- _DATASET EXTRACT_:
[start]
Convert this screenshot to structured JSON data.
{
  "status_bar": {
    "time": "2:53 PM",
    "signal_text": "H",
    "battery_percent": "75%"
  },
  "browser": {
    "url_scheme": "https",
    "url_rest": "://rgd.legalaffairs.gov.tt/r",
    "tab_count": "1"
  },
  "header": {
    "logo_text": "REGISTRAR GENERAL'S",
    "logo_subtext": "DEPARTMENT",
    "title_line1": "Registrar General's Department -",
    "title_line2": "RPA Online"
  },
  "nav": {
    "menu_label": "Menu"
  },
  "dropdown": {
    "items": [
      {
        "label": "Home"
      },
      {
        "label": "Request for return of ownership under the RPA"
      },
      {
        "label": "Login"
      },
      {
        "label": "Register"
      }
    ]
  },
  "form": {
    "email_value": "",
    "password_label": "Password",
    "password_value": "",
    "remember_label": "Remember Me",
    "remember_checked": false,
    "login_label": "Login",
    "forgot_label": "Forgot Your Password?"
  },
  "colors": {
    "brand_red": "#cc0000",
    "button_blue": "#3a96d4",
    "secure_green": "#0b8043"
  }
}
[end]
- _EXERCISE AIM_:
Every entry above needs to be quoted exactly.

- _TASK RESULT_:
Convert this screenshot to structured JSON data.
{
  "status_bar": {
    "time": "2:53 PM",
    "signal_text": "H",
    "battery_percent": "75%"
  },
  "browser": {
    "url_scheme": "https",
    "url_rest": "://rgd.legalaffairs.gov.tt/r",
    "tab_count": "1"
  },
  "header": {
    "logo_text": "REGISTRAR GENERAL'S",
    "logo_subtext": "DEPARTMENT",
    "title_line1": "Registrar General's Department -",
    "title_line2": "RPA Online"
  },
  "nav": {
    "menu_label": "Menu"
  },
  "dropdown": {
    "items": [
      {
        "label": "Home"
      },
      {
        "label": "Request for return of ownership under the RPA"
      },
      {
        "label": "Login"
      },
      {
        "label": "Register"
      }
    ]
  },
  "form": {
    "email_value": "",
    "password_label": "Password",
    "password_value": "",
    "remember_label": "Remember Me",
    "remember_checked": false,
    "login_label": "Login",
    "forgot_label": "Forgot Your Password?"
  },
  "colors": {
    "brand_red": "#cc0000",
    "button_blue": "#3a96d4",
    "secure_green": "#0b8043"
  }
}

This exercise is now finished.